Transcribe the full listing below exactly.

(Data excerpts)
┌────────

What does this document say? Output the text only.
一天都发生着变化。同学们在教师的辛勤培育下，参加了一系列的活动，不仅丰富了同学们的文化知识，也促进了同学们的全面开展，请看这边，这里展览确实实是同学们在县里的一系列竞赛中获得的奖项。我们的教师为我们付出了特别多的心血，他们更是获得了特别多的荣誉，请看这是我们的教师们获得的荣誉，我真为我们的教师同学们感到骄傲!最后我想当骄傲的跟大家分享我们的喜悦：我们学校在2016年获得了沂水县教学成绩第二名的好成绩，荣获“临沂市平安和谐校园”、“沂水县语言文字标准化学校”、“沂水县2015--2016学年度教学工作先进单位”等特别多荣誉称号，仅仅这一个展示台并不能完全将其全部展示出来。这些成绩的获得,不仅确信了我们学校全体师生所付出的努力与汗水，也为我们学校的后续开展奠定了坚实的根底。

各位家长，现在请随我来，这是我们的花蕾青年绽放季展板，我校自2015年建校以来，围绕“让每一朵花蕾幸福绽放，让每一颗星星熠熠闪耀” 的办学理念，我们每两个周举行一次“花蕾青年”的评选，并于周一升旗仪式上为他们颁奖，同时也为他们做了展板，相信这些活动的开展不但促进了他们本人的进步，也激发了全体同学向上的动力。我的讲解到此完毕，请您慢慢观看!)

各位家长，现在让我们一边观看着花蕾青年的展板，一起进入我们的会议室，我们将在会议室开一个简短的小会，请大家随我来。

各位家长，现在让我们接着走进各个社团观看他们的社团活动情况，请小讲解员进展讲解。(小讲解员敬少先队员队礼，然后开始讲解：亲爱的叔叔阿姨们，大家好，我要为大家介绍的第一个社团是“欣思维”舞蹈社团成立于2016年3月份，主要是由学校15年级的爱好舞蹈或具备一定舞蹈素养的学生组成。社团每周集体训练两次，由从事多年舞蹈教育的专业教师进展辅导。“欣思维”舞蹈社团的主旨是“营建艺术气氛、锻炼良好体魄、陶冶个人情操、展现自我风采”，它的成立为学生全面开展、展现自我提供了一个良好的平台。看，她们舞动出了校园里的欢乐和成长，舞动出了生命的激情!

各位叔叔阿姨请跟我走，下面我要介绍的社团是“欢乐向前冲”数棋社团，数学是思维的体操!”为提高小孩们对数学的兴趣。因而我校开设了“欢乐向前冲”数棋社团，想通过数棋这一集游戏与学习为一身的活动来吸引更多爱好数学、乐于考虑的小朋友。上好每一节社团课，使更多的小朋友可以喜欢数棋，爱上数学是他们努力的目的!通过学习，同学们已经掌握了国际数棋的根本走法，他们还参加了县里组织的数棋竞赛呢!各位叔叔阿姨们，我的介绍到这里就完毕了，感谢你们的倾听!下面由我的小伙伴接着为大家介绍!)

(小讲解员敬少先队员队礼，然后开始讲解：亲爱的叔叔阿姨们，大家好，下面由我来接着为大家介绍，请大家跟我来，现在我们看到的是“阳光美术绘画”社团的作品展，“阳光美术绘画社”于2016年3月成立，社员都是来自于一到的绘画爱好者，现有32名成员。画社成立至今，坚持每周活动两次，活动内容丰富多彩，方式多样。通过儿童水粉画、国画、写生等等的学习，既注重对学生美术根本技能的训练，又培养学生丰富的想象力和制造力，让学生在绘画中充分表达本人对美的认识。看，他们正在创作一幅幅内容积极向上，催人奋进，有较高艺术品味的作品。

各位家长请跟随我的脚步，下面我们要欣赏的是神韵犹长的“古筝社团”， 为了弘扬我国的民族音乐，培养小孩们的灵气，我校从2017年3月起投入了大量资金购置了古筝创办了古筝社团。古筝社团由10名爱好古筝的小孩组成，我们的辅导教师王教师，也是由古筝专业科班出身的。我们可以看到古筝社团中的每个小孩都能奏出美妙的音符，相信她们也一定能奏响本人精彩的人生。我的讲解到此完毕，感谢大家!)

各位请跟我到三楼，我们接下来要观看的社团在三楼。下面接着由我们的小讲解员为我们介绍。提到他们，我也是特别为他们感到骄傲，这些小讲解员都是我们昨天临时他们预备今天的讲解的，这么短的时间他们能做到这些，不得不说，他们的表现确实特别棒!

└────────

Correct answer:
What does this document say? Output the text only.
一天都发生着变化。同学们在教师的辛勤培育下，参加了一系列的活动，不仅丰富了同学们的文化知识，也促进了同学们的全面开展，请看这边，这里展览确实实是同学们在县里的一系列竞赛中获得的奖项。我们的教师为我们付出了特别多的心血，他们更是获得了特别多的荣誉，请看这是我们的教师们获得的荣誉，我真为我们的教师同学们感到骄傲!最后我想当骄傲的跟大家分享我们的喜悦：我们学校在2016年获得了沂水县教学成绩第二名的好成绩，荣获“临沂市平安和谐校园”、“沂水县语言文字标准化学校”、“沂水县2015--2016学年度教学工作先进单位”等特别多荣誉称号，仅仅这一个展示台并不能完全将其全部展示出来。这些成绩的获得,不仅确信了我们学校全体师生所付出的努力与汗水，也为我们学校的后续开展奠定了坚实的根底。

各位家长，现在请随我来，这是我们的花蕾青年绽放季展板，我校自2015年建校以来，围绕“让每一朵花蕾幸福绽放，让每一颗星星熠熠闪耀” 的办学理念，我们每两个周举行一次“花蕾青年”的评选，并于周一升旗仪式上为他们颁奖，同时也为他们做了展板，相信这些活动的开展不但促进了他们本人的进步，也激发了全体同学向上的动力。我的讲解到此完毕，请您慢慢观看!)

各位家长，现在让我们一边观看着花蕾青年的展板，一起进入我们的会议室，我们将在会议室开一个简短的小会，请大家随我来。

各位家长，现在让我们接着走进各个社团观看他们的社团活动情况，请小讲解员进展讲解。(小讲解员敬少先队员队礼，然后开始讲解：亲爱的叔叔阿姨们，大家好，我要为大家介绍的第一个社团是“欣思维”舞蹈社团成立于2016年3月份，主要是由学校15年级的爱好舞蹈或具备一定舞蹈素养的学生组成。社团每周集体训练两次，由从事多年舞蹈教育的专业教师进展辅导。“欣思维”舞蹈社团的主旨是“营建艺术气氛、锻炼良好体魄、陶冶个人情操、展现自我风采”，它的成立为学生全面开展、展现自我提供了一个良好的平台。看，她们舞动出了校园里的欢乐和成长，舞动出了生命的激情!

各位叔叔阿姨请跟我走，下面我要介绍的社团是“欢乐向前冲”数棋社团，数学是思维的体操!”为提高小孩们对数学的兴趣。因而我校开设了“欢乐向前冲”数棋社团，想通过数棋这一集游戏与学习为一身的活动来吸引更多爱好数学、乐于考虑的小朋友。上好每一节社团课，使更多的小朋友可以喜欢数棋，爱上数学是他们努力的目的!通过学习，同学们已经掌握了国际数棋的根本走法，他们还参加了县里组织的数棋竞赛呢!各位叔叔阿姨们，我的介绍到这里就完毕了，感谢你们的倾听!下面由我的小伙伴接着为大家介绍!)

(小讲解员敬少先队员队礼，然后开始讲解：亲爱的叔叔阿姨们，大家好，下面由我来接着为大家介绍，请大家跟我来，现在我们看到的是“阳光美术绘画”社团的作品展，“阳光美术绘画社”于2016年3月成立，社员都是来自于一到的绘画爱好者，现有32名成员。画社成立至今，坚持每周活动两次，活动内容丰富多彩，方式多样。通过儿童水粉画、国画、写生等等的学习，既注重对学生美术根本技能的训练，又培养学生丰富的想象力和制造力，让学生在绘画中充分表达本人对美的认识。看，他们正在创作一幅幅内容积极向上，催人奋进，有较高艺术品味的作品。

各位家长请跟随我的脚步，下面我们要欣赏的是神韵犹长的“古筝社团”， 为了弘扬我国的民族音乐，培养小孩们的灵气，我校从2017年3月起投入了大量资金购置了古筝创办了古筝社团。古筝社团由10名爱好古筝的小孩组成，我们的辅导教师王教师，也是由古筝专业科班出身的。我们可以看到古筝社团中的每个小孩都能奏出美妙的音符，相信她们也一定能奏响本人精彩的人生。我的讲解到此完毕，感谢大家!)

各位请跟我到三楼，我们接下来要观看的社团在三楼。下面接着由我们的小讲解员为我们介绍。提到他们，我也是特别为他们感到骄傲，这些小讲解员都是我们昨天临时他们预备今天的讲解的，这么短的时间他们能做到这些，不得不说，他们的表现确实特别棒!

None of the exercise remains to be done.